→ **PROBLEM TO SOLVE**:
Check each line of the records below and collect those holding "value".

→ **DATA PROVIDED**:
===
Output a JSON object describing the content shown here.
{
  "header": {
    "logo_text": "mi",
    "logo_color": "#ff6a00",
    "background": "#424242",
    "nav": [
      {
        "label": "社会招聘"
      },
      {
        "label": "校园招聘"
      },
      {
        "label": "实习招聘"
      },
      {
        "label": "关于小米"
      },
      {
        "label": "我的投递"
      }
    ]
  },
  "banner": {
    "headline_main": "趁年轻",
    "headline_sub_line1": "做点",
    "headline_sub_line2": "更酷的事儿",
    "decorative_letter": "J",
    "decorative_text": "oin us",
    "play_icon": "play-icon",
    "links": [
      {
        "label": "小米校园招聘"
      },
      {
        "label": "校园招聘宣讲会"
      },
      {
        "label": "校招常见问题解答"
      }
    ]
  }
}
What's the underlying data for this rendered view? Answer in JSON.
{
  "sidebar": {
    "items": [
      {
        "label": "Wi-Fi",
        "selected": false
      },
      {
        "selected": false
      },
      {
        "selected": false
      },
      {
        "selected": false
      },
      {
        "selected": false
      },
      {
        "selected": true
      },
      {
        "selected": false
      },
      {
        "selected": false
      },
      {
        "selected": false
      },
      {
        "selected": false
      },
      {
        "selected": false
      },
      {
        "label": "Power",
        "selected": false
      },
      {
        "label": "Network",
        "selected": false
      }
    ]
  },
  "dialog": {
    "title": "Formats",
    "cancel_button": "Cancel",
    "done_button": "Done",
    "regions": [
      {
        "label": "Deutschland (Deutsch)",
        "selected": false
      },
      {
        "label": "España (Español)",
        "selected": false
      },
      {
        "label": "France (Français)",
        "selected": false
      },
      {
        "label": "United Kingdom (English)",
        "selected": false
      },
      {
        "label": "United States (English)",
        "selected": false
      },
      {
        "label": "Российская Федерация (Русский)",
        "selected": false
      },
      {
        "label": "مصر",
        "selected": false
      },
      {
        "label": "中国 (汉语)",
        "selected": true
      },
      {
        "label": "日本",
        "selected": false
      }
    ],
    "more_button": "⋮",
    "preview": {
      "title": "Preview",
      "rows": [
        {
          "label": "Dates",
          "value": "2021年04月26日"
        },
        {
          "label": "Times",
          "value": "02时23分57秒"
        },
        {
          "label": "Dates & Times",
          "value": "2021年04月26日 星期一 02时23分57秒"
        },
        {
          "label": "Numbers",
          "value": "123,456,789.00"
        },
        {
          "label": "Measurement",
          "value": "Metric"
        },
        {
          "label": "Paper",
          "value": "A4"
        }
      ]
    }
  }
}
===
→ **EXERCISE ANSWER**:
          "value": "2021年04月26日"
          "value": "02时23分57秒"
          "value": "2021年04月26日 星期一 02时23分57秒"
          "value": "123,456,789.00"
          "value": "Metric"
          "value": "A4"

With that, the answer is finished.